### Short task
Copy the records below exactly, leaving out any pictures.
## start Records to use
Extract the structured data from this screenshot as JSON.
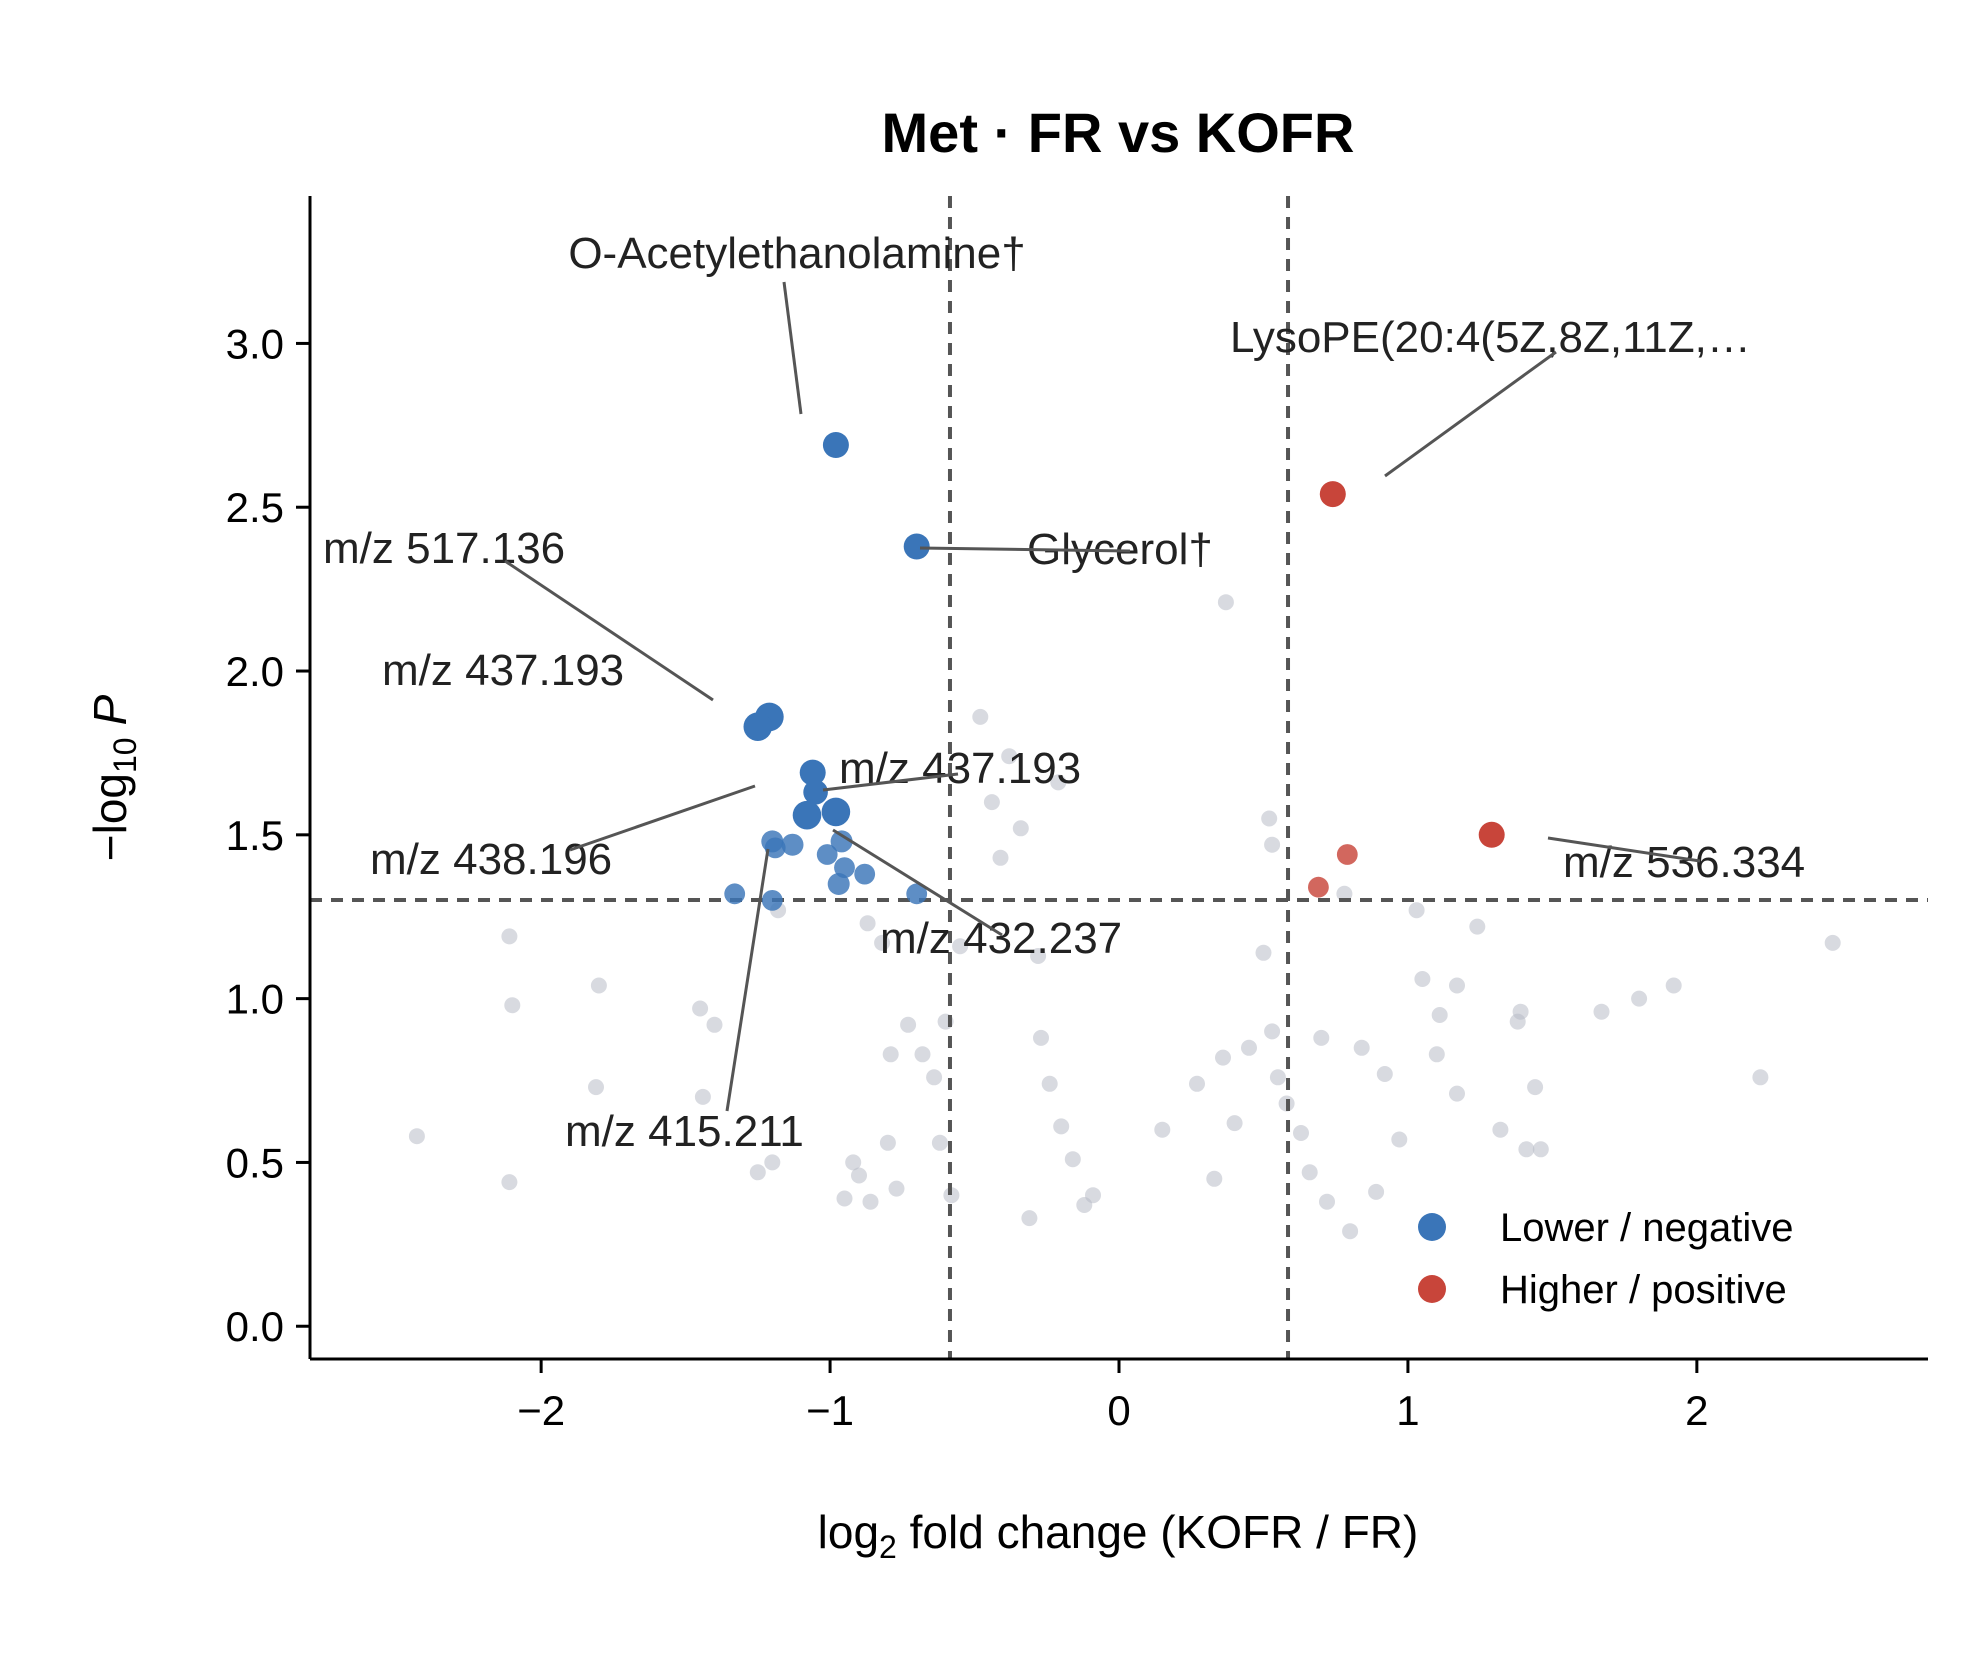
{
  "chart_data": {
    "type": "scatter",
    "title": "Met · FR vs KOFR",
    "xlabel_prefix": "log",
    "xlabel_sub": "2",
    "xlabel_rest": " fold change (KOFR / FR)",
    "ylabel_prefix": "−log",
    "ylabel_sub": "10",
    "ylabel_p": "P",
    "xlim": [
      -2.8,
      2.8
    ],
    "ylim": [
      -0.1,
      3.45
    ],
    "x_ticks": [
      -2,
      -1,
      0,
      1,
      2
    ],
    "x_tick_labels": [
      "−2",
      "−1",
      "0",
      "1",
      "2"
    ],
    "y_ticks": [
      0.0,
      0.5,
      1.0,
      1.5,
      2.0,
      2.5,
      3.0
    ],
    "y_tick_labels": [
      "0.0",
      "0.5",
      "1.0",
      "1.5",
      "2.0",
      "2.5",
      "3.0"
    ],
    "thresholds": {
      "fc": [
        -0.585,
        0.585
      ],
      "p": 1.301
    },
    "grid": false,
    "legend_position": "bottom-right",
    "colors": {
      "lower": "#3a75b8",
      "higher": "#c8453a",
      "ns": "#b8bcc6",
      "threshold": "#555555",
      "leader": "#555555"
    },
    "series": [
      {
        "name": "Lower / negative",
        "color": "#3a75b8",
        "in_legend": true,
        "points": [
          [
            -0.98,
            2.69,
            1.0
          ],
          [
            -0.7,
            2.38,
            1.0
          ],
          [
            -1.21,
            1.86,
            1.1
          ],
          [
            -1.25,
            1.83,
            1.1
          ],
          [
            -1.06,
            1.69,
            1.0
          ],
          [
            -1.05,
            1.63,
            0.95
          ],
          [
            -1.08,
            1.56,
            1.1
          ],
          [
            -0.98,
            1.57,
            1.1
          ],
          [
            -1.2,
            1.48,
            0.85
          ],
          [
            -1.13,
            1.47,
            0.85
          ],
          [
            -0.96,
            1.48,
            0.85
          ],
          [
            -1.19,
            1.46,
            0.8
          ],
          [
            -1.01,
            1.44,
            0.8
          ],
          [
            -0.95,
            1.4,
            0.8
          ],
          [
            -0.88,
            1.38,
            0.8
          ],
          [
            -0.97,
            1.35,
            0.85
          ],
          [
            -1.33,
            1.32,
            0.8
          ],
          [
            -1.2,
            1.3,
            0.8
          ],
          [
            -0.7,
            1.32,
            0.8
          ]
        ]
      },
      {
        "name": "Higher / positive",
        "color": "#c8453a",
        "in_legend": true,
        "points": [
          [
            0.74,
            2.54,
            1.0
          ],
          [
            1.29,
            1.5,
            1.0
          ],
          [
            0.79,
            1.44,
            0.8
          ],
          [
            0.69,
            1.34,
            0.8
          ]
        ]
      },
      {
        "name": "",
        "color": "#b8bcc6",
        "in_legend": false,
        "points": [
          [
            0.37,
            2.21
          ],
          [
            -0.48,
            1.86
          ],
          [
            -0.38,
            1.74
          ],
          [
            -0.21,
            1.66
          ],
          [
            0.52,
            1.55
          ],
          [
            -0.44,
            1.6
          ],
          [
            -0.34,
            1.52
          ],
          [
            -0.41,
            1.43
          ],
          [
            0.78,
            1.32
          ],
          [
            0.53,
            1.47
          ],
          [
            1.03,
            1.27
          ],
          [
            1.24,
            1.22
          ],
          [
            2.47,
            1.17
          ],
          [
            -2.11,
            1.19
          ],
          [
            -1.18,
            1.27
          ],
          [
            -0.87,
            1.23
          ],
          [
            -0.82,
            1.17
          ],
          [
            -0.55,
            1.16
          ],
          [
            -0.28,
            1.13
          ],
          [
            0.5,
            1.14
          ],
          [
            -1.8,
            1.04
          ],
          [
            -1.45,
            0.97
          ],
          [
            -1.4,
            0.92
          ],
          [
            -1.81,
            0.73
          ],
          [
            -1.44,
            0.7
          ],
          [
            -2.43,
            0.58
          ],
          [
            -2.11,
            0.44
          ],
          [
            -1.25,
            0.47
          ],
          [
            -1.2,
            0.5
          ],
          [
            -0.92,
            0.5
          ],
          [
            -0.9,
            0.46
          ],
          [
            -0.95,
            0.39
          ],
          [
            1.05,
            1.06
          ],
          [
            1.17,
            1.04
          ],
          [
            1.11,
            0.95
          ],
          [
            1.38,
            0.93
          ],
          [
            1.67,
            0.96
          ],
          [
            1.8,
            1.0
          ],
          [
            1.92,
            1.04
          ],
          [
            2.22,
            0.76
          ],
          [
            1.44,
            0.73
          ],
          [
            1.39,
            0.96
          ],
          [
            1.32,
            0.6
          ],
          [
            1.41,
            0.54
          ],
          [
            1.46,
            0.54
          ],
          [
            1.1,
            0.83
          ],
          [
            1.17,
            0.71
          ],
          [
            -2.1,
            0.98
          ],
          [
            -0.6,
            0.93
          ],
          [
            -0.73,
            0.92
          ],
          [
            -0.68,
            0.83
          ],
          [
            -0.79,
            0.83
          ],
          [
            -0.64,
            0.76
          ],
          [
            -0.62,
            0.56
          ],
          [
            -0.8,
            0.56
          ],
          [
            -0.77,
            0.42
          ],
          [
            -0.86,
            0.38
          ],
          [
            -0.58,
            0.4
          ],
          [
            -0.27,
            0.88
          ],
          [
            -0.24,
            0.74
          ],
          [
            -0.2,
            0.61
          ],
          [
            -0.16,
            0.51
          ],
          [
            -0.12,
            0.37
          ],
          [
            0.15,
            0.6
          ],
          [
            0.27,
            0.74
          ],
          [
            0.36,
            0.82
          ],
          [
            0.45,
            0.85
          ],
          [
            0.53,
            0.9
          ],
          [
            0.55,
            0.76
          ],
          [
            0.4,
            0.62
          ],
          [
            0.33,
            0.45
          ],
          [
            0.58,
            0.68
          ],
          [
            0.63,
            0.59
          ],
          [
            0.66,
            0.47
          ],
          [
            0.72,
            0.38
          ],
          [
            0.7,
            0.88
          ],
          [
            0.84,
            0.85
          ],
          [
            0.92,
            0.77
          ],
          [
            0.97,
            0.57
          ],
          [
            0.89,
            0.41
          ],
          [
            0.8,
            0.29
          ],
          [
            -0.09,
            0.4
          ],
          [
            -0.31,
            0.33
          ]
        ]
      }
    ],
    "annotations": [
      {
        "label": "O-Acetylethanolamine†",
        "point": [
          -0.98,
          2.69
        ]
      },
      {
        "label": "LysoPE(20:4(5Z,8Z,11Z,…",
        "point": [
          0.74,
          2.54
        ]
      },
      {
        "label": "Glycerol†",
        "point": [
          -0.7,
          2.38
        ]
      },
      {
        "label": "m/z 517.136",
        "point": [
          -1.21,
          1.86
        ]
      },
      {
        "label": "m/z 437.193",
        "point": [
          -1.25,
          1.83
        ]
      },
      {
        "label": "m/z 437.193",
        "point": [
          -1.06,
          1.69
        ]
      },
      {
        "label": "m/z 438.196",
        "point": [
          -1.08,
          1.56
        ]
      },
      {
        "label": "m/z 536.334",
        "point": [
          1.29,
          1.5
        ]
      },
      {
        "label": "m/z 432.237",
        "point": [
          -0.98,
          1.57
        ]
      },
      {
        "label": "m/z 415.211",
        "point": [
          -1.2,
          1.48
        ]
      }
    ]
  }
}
## end Records to use
### Finished task
Extract the structured data from this screenshot as JSON.
{
  "chart_data": {
    "type": "scatter",
    "title": "Met · FR vs KOFR",
    "xlabel_prefix": "log",
    "xlabel_sub": "2",
    "xlabel_rest": " fold change (KOFR / FR)",
    "ylabel_prefix": "−log",
    "ylabel_sub": "10",
    "ylabel_p": "P",
    "xlim": [
      -2.8,
      2.8
    ],
    "ylim": [
      -0.1,
      3.45
    ],
    "x_ticks": [
      -2,
      -1,
      0,
      1,
      2
    ],
    "x_tick_labels": [
      "−2",
      "−1",
      "0",
      "1",
      "2"
    ],
    "y_ticks": [
      0.0,
      0.5,
      1.0,
      1.5,
      2.0,
      2.5,
      3.0
    ],
    "y_tick_labels": [
      "0.0",
      "0.5",
      "1.0",
      "1.5",
      "2.0",
      "2.5",
      "3.0"
    ],
    "thresholds": {
      "fc": [
        -0.585,
        0.585
      ],
      "p": 1.301
    },
    "grid": false,
    "legend_position": "bottom-right",
    "colors": {
      "lower": "#3a75b8",
      "higher": "#c8453a",
      "ns": "#b8bcc6",
      "threshold": "#555555",
      "leader": "#555555"
    },
    "series": [
      {
        "name": "Lower / negative",
        "color": "#3a75b8",
        "in_legend": true,
        "points": [
          [
            -0.98,
            2.69,
            1.0
          ],
          [
            -0.7,
            2.38,
            1.0
          ],
          [
            -1.21,
            1.86,
            1.1
          ],
          [
            -1.25,
            1.83,
            1.1
          ],
          [
            -1.06,
            1.69,
            1.0
          ],
          [
            -1.05,
            1.63,
            0.95
          ],
          [
            -1.08,
            1.56,
            1.1
          ],
          [
            -0.98,
            1.57,
            1.1
          ],
          [
            -1.2,
            1.48,
            0.85
          ],
          [
            -1.13,
            1.47,
            0.85
          ],
          [
            -0.96,
            1.48,
            0.85
          ],
          [
            -1.19,
            1.46,
            0.8
          ],
          [
            -1.01,
            1.44,
            0.8
          ],
          [
            -0.95,
            1.4,
            0.8
          ],
          [
            -0.88,
            1.38,
            0.8
          ],
          [
            -0.97,
            1.35,
            0.85
          ],
          [
            -1.33,
            1.32,
            0.8
          ],
          [
            -1.2,
            1.3,
            0.8
          ],
          [
            -0.7,
            1.32,
            0.8
          ]
        ]
      },
      {
        "name": "Higher / positive",
        "color": "#c8453a",
        "in_legend": true,
        "points": [
          [
            0.74,
            2.54,
            1.0
          ],
          [
            1.29,
            1.5,
            1.0
          ],
          [
            0.79,
            1.44,
            0.8
          ],
          [
            0.69,
            1.34,
            0.8
          ]
        ]
      },
      {
        "name": "",
        "color": "#b8bcc6",
        "in_legend": false,
        "points": [
          [
            0.37,
            2.21
          ],
          [
            -0.48,
            1.86
          ],
          [
            -0.38,
            1.74
          ],
          [
            -0.21,
            1.66
          ],
          [
            0.52,
            1.55
          ],
          [
            -0.44,
            1.6
          ],
          [
            -0.34,
            1.52
          ],
          [
            -0.41,
            1.43
          ],
          [
            0.78,
            1.32
          ],
          [
            0.53,
            1.47
          ],
          [
            1.03,
            1.27
          ],
          [
            1.24,
            1.22
          ],
          [
            2.47,
            1.17
          ],
          [
            -2.11,
            1.19
          ],
          [
            -1.18,
            1.27
          ],
          [
            -0.87,
            1.23
          ],
          [
            -0.82,
            1.17
          ],
          [
            -0.55,
            1.16
          ],
          [
            -0.28,
            1.13
          ],
          [
            0.5,
            1.14
          ],
          [
            -1.8,
            1.04
          ],
          [
            -1.45,
            0.97
          ],
          [
            -1.4,
            0.92
          ],
          [
            -1.81,
            0.73
          ],
          [
            -1.44,
            0.7
          ],
          [
            -2.43,
            0.58
          ],
          [
            -2.11,
            0.44
          ],
          [
            -1.25,
            0.47
          ],
          [
            -1.2,
            0.5
          ],
          [
            -0.92,
            0.5
          ],
          [
            -0.9,
            0.46
          ],
          [
            -0.95,
            0.39
          ],
          [
            1.05,
            1.06
          ],
          [
            1.17,
            1.04
          ],
          [
            1.11,
            0.95
          ],
          [
            1.38,
            0.93
          ],
          [
            1.67,
            0.96
          ],
          [
            1.8,
            1.0
          ],
          [
            1.92,
            1.04
          ],
          [
            2.22,
            0.76
          ],
          [
            1.44,
            0.73
          ],
          [
            1.39,
            0.96
          ],
          [
            1.32,
            0.6
          ],
          [
            1.41,
            0.54
          ],
          [
            1.46,
            0.54
          ],
          [
            1.1,
            0.83
          ],
          [
            1.17,
            0.71
          ],
          [
            -2.1,
            0.98
          ],
          [
            -0.6,
            0.93
          ],
          [
            -0.73,
            0.92
          ],
          [
            -0.68,
            0.83
          ],
          [
            -0.79,
            0.83
          ],
          [
            -0.64,
            0.76
          ],
          [
            -0.62,
            0.56
          ],
          [
            -0.8,
            0.56
          ],
          [
            -0.77,
            0.42
          ],
          [
            -0.86,
            0.38
          ],
          [
            -0.58,
            0.4
          ],
          [
            -0.27,
            0.88
          ],
          [
            -0.24,
            0.74
          ],
          [
            -0.2,
            0.61
          ],
          [
            -0.16,
            0.51
          ],
          [
            -0.12,
            0.37
          ],
          [
            0.15,
            0.6
          ],
          [
            0.27,
            0.74
          ],
          [
            0.36,
            0.82
          ],
          [
            0.45,
            0.85
          ],
          [
            0.53,
            0.9
          ],
          [
            0.55,
            0.76
          ],
          [
            0.4,
            0.62
          ],
          [
            0.33,
            0.45
          ],
          [
            0.58,
            0.68
          ],
          [
            0.63,
            0.59
          ],
          [
            0.66,
            0.47
          ],
          [
            0.72,
            0.38
          ],
          [
            0.7,
            0.88
          ],
          [
            0.84,
            0.85
          ],
          [
            0.92,
            0.77
          ],
          [
            0.97,
            0.57
          ],
          [
            0.89,
            0.41
          ],
          [
            0.8,
            0.29
          ],
          [
            -0.09,
            0.4
          ],
          [
            -0.31,
            0.33
          ]
        ]
      }
    ],
    "annotations": [
      {
        "label": "O-Acetylethanolamine†",
        "point": [
          -0.98,
          2.69
        ]
      },
      {
        "label": "LysoPE(20:4(5Z,8Z,11Z,…",
        "point": [
          0.74,
          2.54
        ]
      },
      {
        "label": "Glycerol†",
        "point": [
          -0.7,
          2.38
        ]
      },
      {
        "label": "m/z 517.136",
        "point": [
          -1.21,
          1.86
        ]
      },
      {
        "label": "m/z 437.193",
        "point": [
          -1.25,
          1.83
        ]
      },
      {
        "label": "m/z 437.193",
        "point": [
          -1.06,
          1.69
        ]
      },
      {
        "label": "m/z 438.196",
        "point": [
          -1.08,
          1.56
        ]
      },
      {
        "label": "m/z 536.334",
        "point": [
          1.29,
          1.5
        ]
      },
      {
        "label": "m/z 432.237",
        "point": [
          -0.98,
          1.57
        ]
      },
      {
        "label": "m/z 415.211",
        "point": [
          -1.2,
          1.48
        ]
      }
    ]
  }
}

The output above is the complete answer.